Check each line of the data for "Aidan" and select those that have it.

+++++

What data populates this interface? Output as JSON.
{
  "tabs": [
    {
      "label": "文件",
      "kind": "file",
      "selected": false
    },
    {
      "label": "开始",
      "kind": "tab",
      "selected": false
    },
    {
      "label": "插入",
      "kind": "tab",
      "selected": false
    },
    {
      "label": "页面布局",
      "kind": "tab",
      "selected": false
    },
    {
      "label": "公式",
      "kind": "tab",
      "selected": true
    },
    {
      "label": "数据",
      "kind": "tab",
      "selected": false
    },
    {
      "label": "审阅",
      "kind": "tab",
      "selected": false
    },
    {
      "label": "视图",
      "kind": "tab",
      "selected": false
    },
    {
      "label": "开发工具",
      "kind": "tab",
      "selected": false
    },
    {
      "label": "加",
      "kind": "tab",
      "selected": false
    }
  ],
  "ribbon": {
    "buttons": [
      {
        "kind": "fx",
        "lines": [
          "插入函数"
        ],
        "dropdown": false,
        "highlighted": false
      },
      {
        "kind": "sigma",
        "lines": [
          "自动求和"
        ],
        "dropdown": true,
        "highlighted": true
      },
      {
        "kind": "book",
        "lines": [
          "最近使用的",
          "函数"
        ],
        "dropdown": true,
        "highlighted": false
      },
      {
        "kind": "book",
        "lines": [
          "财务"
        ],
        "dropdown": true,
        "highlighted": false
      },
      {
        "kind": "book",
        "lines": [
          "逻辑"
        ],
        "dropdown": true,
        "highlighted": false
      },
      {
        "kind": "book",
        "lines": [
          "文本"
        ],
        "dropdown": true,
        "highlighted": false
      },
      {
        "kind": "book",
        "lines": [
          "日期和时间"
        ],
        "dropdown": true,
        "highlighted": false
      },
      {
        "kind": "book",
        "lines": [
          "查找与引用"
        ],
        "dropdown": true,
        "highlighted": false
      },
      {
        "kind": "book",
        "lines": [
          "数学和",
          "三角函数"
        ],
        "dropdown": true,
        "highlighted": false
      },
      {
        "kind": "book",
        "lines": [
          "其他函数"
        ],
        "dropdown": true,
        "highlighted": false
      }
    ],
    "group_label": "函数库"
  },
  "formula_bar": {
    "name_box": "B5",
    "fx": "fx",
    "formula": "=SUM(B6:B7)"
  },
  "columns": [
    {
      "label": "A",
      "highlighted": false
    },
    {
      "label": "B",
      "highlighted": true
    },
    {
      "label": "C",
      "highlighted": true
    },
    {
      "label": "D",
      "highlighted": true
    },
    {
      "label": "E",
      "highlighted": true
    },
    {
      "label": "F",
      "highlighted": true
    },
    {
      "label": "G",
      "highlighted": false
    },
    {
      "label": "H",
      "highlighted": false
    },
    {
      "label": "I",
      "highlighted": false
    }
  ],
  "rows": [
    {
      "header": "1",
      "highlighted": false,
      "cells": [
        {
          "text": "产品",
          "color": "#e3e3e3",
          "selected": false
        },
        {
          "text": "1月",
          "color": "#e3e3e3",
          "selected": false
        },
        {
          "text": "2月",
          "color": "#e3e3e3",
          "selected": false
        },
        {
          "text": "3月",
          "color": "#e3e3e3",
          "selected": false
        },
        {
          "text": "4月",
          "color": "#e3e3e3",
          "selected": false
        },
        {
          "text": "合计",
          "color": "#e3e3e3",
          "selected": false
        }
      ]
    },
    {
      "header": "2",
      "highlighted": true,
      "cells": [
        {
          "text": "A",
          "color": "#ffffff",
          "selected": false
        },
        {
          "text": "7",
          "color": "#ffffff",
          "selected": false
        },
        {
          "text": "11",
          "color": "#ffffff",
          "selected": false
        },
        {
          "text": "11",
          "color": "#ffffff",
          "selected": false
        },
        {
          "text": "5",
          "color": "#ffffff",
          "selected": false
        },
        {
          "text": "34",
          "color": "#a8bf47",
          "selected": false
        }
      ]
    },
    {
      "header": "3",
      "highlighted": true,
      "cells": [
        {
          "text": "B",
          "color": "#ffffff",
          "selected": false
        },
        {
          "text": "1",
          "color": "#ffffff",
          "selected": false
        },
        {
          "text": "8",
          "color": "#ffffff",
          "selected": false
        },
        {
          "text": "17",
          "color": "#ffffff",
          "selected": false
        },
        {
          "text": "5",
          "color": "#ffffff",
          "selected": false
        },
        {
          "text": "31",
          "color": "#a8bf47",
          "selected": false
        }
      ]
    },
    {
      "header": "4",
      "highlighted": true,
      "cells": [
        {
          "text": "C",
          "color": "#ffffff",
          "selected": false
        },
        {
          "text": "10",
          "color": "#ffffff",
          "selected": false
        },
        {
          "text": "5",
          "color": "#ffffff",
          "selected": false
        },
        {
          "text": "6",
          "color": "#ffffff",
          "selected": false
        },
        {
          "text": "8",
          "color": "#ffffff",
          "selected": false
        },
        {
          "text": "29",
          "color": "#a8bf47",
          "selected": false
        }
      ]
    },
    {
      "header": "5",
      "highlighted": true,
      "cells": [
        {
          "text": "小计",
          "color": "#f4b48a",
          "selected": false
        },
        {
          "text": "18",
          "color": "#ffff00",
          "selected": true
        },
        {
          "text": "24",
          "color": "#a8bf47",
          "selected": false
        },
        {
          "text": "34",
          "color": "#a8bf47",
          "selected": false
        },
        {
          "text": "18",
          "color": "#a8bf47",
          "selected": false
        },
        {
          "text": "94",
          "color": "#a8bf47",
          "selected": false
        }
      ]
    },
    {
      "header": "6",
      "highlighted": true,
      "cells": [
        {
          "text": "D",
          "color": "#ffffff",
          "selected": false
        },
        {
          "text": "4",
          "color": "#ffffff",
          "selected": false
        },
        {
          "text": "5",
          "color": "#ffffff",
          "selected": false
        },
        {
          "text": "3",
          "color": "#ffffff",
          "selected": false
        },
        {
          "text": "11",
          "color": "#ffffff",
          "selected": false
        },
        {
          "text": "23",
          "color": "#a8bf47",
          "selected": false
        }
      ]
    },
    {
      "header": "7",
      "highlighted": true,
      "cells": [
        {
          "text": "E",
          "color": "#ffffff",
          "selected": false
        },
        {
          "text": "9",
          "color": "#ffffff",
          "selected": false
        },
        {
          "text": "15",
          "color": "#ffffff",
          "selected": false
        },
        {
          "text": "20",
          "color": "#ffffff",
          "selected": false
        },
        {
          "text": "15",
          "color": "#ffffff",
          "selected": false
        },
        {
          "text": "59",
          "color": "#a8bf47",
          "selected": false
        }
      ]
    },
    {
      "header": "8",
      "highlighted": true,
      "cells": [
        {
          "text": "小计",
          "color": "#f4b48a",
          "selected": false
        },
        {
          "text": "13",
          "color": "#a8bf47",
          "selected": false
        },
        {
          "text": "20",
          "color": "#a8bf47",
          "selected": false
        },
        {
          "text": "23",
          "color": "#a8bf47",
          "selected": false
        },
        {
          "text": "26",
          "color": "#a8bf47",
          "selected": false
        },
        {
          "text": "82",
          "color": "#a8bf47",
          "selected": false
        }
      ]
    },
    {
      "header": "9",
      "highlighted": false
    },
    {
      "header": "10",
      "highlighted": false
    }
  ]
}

+++++

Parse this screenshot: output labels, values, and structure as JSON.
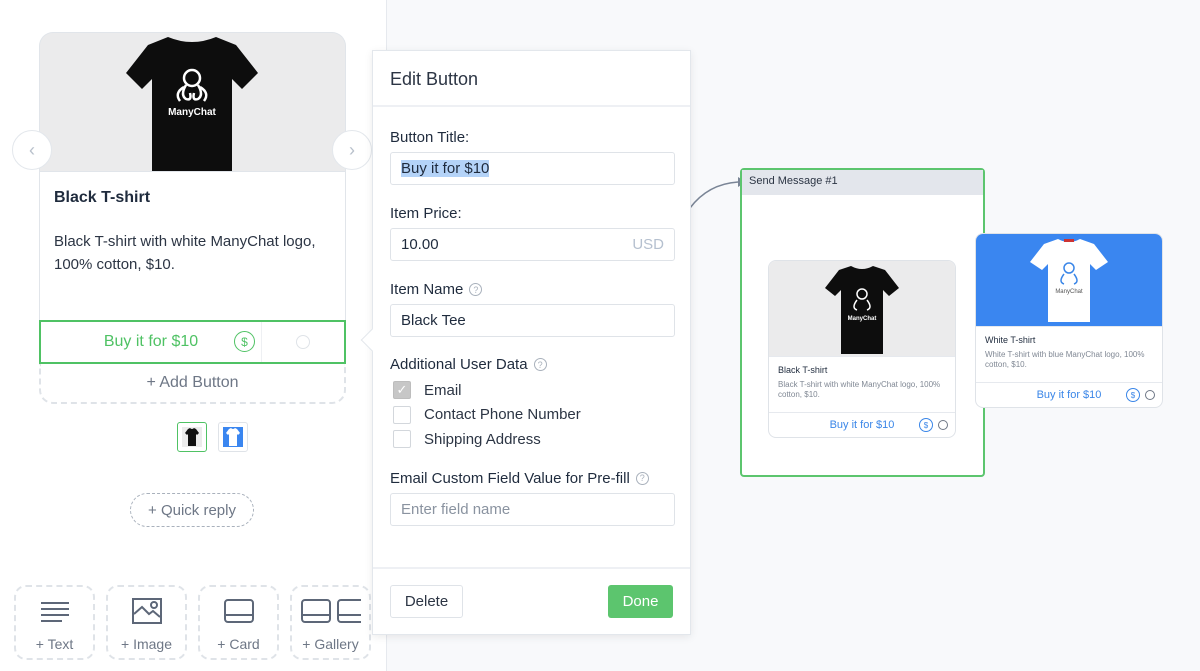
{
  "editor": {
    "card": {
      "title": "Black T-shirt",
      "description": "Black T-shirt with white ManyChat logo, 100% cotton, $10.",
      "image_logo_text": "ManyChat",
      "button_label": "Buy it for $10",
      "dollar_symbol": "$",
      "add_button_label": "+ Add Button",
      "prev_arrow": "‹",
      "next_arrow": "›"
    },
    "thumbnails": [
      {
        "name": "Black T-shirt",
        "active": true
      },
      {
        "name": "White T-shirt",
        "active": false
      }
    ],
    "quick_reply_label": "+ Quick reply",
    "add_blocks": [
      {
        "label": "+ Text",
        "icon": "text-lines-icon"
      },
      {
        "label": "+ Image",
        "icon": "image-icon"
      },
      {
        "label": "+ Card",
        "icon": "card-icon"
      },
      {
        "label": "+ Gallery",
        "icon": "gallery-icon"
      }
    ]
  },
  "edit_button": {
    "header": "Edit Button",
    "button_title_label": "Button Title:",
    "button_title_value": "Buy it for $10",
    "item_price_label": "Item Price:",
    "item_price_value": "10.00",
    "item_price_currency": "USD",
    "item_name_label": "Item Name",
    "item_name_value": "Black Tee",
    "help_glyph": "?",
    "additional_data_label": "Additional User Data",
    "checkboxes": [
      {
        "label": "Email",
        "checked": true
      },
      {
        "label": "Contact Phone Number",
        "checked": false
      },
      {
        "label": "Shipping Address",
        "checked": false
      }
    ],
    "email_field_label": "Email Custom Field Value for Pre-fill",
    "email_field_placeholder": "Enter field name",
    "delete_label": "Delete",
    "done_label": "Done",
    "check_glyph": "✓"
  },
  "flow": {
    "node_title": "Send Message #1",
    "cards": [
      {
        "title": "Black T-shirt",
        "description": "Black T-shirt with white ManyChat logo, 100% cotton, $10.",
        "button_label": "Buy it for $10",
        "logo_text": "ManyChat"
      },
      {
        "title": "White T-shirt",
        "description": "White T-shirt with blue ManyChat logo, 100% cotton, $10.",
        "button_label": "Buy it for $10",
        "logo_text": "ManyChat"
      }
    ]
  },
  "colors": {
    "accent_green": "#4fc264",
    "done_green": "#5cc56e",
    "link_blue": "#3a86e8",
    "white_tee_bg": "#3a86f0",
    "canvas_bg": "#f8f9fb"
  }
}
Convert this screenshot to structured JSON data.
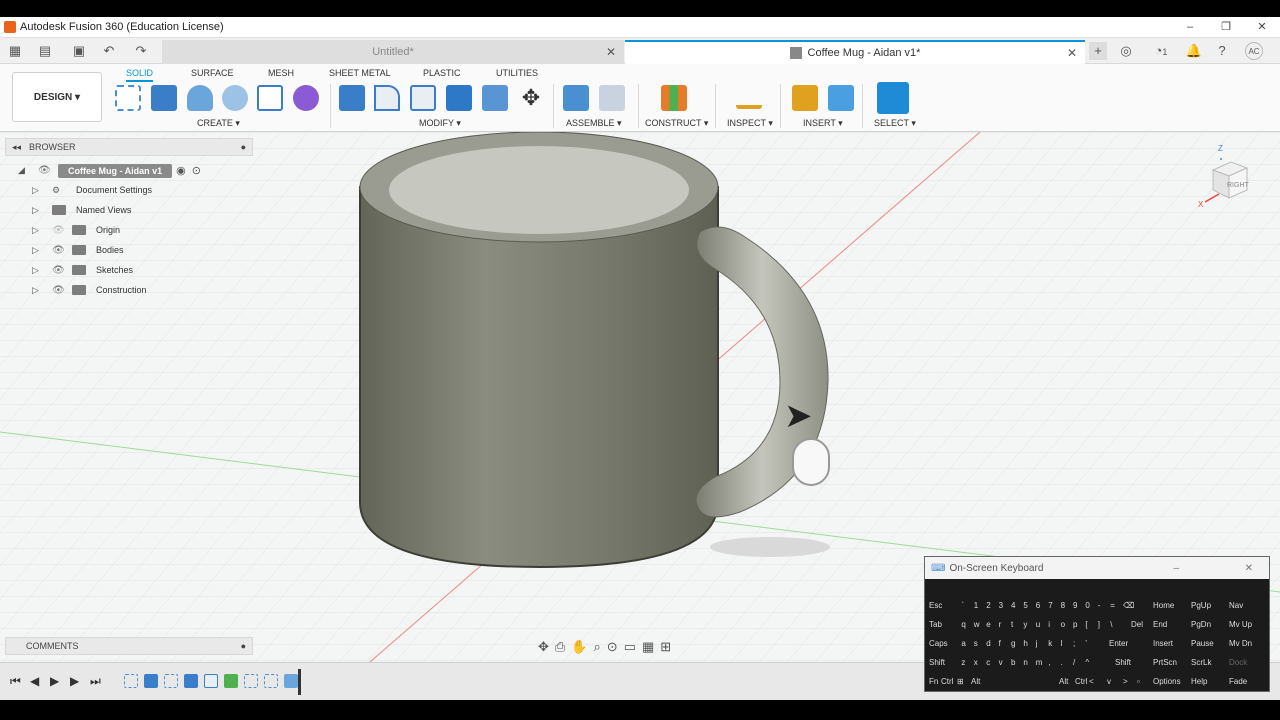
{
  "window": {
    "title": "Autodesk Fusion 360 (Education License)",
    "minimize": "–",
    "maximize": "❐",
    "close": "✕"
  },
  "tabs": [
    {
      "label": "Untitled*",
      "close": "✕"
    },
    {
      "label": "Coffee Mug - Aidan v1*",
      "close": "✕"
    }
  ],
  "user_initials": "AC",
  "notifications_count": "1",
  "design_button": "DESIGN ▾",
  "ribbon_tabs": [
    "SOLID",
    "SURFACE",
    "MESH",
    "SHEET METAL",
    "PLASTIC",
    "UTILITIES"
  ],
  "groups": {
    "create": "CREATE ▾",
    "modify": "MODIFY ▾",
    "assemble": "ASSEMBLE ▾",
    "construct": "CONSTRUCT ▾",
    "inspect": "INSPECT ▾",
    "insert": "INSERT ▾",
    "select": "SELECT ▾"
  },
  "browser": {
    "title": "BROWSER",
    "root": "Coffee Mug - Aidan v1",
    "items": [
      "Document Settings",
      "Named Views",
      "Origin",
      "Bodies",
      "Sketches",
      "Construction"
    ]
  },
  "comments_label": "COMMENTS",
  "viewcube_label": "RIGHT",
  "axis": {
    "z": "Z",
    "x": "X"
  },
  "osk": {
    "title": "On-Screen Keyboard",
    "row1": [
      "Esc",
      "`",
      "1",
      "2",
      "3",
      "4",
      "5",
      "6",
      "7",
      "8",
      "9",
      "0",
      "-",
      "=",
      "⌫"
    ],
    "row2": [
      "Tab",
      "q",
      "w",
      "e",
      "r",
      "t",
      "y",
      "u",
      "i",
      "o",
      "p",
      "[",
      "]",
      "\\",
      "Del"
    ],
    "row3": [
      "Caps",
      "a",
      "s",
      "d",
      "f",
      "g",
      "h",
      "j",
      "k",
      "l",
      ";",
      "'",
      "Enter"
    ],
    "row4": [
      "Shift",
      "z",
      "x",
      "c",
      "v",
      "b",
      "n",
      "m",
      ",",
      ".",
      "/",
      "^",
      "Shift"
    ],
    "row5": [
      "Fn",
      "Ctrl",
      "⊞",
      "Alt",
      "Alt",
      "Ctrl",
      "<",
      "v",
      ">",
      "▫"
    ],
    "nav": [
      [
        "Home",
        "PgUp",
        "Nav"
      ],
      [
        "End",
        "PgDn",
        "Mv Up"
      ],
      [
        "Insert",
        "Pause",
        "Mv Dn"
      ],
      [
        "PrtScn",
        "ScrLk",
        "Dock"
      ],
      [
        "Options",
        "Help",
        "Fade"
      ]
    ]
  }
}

+++++

Answer to this task
      "label": "Coffee Mug - Aidan v1*",
    "root": "Coffee Mug - Aidan v1",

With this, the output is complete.